-- start --
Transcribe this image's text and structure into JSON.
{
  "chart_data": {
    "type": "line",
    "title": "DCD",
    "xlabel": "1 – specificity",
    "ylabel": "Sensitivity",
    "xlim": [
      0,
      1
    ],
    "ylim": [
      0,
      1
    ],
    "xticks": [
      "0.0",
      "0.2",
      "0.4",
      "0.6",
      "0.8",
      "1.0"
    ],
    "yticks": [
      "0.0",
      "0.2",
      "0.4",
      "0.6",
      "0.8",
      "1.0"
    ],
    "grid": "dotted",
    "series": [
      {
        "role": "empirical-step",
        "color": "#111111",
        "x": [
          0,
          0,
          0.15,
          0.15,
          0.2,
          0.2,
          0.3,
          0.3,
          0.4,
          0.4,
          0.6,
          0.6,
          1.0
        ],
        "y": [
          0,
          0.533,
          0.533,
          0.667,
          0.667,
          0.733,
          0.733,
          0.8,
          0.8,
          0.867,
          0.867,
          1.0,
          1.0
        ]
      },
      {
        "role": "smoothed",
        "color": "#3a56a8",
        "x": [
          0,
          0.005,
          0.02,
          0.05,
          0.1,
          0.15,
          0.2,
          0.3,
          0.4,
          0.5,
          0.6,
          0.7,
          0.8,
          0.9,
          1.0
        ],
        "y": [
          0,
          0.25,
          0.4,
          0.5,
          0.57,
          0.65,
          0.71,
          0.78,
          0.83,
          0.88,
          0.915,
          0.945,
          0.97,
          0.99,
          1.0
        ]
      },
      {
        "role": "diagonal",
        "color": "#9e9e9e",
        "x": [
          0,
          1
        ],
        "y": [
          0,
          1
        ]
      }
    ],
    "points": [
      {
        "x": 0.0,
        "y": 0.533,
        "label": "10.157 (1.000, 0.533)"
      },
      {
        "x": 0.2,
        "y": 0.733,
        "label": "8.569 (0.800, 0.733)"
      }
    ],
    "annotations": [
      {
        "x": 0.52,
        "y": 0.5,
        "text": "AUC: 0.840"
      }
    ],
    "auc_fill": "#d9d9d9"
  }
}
-- end --
Using the listing above, state the number of lines that hold "color", with no other text.

3